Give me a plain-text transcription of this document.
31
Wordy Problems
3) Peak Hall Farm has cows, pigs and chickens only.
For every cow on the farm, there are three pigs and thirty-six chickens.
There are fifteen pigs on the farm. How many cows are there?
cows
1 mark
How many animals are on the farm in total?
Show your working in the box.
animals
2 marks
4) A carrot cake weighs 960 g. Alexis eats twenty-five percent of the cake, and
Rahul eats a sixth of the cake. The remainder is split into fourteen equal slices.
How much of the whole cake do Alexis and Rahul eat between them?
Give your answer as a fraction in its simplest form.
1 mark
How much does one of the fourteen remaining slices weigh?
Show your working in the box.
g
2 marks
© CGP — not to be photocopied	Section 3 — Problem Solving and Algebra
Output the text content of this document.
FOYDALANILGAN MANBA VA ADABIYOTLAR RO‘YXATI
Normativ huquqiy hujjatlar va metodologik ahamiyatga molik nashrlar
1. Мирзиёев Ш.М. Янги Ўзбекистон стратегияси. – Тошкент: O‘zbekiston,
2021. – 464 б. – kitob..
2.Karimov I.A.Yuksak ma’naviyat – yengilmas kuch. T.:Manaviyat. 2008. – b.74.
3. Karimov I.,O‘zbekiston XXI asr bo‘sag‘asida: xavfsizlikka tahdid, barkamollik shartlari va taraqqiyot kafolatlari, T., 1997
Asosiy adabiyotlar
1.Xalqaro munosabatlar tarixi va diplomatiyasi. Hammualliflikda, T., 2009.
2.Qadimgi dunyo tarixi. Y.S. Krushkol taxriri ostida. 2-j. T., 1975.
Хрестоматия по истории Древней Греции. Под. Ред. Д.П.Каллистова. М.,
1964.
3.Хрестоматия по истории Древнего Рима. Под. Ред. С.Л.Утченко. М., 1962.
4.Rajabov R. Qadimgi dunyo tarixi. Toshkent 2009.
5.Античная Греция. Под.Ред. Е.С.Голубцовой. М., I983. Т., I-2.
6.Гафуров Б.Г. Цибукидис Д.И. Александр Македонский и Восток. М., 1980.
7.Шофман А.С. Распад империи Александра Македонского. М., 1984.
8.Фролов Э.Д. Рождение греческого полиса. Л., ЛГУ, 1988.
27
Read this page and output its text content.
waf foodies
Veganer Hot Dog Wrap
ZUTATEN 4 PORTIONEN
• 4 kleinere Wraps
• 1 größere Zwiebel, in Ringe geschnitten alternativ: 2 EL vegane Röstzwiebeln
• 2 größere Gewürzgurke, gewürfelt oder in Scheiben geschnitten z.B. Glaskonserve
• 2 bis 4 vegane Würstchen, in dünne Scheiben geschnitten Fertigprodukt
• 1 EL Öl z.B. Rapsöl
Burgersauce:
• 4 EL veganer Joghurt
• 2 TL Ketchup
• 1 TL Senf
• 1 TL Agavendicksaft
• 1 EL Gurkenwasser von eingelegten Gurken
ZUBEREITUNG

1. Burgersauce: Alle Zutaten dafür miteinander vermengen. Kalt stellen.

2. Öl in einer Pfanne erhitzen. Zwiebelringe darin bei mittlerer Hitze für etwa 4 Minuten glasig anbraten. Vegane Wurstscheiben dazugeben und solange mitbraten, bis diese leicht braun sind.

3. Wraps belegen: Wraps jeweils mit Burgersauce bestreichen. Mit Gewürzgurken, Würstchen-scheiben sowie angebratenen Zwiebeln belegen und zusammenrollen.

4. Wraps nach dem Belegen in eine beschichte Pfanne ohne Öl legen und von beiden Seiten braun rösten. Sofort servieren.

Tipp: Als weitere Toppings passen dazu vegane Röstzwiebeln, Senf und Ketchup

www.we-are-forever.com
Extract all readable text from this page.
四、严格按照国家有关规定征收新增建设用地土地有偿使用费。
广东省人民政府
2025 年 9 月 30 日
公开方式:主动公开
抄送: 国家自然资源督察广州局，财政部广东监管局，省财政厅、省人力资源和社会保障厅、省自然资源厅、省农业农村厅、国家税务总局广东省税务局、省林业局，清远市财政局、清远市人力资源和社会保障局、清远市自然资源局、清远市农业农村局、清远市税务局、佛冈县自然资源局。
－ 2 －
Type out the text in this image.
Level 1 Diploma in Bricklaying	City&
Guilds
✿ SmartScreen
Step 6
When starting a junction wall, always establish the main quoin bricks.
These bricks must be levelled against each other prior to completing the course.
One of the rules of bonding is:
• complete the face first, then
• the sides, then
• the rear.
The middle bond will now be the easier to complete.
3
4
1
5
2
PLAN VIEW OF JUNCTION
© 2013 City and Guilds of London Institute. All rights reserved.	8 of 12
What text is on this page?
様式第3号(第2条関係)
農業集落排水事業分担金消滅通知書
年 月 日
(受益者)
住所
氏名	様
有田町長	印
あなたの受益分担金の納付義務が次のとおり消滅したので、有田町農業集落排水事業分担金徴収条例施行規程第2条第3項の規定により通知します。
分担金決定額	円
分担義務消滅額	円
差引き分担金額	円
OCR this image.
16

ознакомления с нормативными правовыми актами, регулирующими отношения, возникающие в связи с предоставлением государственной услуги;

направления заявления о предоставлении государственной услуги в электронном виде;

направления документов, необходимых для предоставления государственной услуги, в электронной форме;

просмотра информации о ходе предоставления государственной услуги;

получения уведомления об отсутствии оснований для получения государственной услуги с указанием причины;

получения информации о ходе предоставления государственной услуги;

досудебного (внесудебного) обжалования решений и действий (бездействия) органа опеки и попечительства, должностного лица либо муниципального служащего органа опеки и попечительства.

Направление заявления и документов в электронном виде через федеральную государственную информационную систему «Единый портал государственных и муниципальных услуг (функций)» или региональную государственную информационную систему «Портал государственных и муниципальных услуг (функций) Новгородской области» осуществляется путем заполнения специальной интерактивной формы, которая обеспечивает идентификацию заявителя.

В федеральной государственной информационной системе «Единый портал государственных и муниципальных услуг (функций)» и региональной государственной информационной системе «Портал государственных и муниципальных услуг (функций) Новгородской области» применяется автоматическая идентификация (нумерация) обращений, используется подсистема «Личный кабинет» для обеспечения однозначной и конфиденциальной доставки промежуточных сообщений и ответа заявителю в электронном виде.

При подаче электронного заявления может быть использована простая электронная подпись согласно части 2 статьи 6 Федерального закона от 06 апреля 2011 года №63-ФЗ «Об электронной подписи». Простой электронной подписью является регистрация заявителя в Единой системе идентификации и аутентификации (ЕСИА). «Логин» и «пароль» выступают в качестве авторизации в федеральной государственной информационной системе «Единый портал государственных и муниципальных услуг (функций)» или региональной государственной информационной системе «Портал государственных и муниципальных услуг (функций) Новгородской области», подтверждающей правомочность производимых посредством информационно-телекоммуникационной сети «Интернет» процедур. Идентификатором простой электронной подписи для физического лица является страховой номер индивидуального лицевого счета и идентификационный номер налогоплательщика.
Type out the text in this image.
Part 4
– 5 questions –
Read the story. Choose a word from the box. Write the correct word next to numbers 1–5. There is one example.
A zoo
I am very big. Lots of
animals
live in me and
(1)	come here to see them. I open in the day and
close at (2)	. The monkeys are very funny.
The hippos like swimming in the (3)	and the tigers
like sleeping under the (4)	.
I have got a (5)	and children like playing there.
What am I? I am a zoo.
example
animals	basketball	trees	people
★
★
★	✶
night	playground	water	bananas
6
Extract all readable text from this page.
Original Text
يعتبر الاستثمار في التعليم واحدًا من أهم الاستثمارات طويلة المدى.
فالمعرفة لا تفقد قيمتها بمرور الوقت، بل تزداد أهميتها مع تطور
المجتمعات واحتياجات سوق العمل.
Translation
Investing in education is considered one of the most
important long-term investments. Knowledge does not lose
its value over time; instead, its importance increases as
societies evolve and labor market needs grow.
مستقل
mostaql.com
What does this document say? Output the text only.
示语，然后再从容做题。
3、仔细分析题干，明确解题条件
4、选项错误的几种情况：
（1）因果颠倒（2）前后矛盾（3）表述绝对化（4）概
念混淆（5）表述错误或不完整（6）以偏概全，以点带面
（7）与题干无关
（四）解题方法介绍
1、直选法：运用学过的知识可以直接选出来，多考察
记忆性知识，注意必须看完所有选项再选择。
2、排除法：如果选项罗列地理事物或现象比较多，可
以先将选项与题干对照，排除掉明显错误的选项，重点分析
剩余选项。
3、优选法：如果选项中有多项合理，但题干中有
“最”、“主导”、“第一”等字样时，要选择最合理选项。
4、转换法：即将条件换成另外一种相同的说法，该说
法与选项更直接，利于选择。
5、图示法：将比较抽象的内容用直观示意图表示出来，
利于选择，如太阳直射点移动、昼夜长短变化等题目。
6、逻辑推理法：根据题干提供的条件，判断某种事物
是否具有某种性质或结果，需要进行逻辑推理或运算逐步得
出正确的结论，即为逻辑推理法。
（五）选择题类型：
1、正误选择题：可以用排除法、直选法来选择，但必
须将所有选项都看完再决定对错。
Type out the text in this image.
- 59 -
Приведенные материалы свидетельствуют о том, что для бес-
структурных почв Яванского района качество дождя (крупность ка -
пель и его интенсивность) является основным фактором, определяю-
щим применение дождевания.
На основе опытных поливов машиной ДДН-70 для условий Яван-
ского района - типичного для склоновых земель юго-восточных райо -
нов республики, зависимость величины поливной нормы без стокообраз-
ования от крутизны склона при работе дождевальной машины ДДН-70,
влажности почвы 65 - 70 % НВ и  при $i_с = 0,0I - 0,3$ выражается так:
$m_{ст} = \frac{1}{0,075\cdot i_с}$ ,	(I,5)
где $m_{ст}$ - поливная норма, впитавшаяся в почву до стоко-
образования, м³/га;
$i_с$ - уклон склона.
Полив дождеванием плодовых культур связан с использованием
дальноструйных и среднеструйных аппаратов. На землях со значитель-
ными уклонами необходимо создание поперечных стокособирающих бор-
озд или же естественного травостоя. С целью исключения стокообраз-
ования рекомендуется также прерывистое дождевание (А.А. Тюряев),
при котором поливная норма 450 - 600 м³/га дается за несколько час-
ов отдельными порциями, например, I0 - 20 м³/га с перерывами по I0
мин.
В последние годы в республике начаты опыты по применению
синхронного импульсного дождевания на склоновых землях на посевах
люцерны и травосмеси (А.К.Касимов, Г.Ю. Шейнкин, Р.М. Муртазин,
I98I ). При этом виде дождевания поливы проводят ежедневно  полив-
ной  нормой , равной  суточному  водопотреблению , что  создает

__________

● **What to do**:
Copy each line that holds the word "slices".

● **Exercise response**:
Rahul eats a sixth of the cake. The remainder is split into fourteen equal slices.
How much does one of the fourteen remaining slices weigh?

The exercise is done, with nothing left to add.